-- start Entries shown --

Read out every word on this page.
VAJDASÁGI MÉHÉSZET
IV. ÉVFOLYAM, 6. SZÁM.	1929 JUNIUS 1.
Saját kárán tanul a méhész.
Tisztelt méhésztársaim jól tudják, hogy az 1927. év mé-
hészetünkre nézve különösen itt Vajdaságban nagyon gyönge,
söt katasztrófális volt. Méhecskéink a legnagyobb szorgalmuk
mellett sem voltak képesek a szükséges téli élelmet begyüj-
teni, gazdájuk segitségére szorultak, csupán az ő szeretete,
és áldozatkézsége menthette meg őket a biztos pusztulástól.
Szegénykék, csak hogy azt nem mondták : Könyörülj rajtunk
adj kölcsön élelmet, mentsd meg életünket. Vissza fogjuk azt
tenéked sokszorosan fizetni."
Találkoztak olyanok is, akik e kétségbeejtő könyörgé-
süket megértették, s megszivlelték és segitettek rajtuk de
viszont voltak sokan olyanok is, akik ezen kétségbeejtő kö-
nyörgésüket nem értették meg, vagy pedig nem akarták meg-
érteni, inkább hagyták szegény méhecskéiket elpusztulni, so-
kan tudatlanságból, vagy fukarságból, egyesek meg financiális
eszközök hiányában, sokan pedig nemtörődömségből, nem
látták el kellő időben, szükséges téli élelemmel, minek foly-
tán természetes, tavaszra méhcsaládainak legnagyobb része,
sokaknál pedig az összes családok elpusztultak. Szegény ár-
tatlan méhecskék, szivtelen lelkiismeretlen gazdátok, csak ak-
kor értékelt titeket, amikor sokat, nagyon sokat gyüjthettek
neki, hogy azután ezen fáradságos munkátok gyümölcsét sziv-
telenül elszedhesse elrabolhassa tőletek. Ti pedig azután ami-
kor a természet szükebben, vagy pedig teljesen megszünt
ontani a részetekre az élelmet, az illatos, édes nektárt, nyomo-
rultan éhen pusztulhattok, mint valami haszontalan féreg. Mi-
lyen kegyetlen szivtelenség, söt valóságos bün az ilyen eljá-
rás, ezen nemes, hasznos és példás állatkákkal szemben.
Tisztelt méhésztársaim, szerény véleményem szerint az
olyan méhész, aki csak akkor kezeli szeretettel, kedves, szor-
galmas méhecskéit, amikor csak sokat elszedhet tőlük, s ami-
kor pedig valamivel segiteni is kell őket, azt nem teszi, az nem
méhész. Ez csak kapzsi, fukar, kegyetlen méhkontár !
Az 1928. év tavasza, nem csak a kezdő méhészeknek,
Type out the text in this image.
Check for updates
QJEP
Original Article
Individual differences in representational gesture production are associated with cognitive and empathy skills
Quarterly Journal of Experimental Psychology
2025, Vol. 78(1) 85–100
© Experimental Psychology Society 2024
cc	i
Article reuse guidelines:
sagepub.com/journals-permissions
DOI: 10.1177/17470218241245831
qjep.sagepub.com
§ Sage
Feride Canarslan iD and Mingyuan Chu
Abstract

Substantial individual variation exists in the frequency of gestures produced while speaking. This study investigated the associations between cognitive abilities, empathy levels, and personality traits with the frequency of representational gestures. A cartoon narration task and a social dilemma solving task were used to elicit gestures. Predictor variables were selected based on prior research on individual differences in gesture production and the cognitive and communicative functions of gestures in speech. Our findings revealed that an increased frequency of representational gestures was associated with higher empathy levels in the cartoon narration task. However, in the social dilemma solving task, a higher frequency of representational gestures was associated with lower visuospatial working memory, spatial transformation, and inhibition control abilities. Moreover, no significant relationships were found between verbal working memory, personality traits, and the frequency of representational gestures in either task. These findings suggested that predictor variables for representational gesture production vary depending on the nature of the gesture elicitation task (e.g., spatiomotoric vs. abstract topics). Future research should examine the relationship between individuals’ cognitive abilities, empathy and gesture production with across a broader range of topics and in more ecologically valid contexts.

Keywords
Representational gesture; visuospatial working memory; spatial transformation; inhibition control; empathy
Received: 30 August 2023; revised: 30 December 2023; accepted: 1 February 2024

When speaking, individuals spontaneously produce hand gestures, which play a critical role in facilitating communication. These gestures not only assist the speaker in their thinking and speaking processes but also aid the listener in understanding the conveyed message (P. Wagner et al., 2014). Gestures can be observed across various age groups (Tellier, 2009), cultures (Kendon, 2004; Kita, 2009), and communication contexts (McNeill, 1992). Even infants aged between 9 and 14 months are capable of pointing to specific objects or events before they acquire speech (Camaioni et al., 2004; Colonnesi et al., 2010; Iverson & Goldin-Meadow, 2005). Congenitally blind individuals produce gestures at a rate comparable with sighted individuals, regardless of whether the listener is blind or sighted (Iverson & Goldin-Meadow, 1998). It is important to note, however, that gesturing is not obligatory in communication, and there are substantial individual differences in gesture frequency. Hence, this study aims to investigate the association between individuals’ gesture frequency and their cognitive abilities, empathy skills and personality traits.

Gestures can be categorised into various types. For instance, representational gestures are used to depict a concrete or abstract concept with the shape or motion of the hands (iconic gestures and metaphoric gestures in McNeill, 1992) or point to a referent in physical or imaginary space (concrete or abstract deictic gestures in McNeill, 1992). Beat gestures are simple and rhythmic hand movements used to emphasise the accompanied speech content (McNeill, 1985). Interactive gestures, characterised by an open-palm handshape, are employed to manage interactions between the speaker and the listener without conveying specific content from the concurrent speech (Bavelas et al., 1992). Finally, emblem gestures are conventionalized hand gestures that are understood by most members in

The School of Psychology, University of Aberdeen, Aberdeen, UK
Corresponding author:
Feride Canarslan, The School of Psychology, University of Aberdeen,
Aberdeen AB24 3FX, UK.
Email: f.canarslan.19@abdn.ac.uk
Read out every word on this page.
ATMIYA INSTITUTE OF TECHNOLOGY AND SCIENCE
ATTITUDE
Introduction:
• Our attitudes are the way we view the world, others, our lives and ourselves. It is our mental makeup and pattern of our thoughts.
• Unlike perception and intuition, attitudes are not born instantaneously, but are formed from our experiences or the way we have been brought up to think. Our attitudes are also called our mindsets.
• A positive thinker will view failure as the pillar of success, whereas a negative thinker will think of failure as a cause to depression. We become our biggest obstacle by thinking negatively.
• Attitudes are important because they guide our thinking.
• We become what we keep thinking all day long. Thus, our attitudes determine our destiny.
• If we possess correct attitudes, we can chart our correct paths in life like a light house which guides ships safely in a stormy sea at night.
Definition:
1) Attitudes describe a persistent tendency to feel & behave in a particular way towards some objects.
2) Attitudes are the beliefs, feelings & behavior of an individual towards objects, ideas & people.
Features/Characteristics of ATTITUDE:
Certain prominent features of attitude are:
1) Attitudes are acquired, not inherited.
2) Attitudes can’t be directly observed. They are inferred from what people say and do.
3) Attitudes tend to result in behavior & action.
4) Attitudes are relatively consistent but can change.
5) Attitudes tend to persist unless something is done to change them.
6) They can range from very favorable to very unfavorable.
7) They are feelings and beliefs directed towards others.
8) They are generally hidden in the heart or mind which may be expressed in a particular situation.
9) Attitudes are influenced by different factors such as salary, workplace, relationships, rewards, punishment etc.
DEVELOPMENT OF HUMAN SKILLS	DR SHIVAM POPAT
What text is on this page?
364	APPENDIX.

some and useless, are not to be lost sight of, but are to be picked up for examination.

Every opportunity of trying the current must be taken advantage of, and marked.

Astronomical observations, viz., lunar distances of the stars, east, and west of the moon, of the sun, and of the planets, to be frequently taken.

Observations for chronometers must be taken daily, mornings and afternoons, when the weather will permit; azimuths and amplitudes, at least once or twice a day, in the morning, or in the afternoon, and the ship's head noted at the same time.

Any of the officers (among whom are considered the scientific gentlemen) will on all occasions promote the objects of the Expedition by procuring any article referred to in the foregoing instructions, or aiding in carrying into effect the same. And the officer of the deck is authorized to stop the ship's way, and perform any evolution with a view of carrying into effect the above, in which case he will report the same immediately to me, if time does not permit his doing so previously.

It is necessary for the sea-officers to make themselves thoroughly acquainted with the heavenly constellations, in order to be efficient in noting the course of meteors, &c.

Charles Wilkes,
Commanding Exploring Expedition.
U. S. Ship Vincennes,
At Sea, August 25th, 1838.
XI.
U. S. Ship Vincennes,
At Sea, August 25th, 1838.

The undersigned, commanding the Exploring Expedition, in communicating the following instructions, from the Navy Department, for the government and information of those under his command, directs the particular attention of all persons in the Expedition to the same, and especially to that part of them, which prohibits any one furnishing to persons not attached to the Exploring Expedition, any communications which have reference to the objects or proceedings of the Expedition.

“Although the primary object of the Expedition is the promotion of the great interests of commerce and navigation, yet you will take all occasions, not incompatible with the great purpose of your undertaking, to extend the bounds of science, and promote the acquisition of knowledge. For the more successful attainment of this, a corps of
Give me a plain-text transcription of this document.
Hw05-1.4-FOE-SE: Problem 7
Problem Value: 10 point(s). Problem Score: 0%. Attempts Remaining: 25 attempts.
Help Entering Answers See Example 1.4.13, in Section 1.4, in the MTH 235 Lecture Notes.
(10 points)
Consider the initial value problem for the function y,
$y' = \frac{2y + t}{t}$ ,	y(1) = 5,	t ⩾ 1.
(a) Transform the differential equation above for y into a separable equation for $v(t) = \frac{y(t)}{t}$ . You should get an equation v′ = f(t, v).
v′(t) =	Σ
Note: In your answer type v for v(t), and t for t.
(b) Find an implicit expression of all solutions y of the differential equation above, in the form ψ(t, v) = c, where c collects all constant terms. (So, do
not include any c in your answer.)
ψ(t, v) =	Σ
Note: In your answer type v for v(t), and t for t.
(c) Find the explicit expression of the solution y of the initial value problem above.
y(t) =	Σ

-- end Entries shown --

— To be done —
Tally the lines of the data that hold the string "change". Answer with the number and nothing more.

— Answer to this task —
2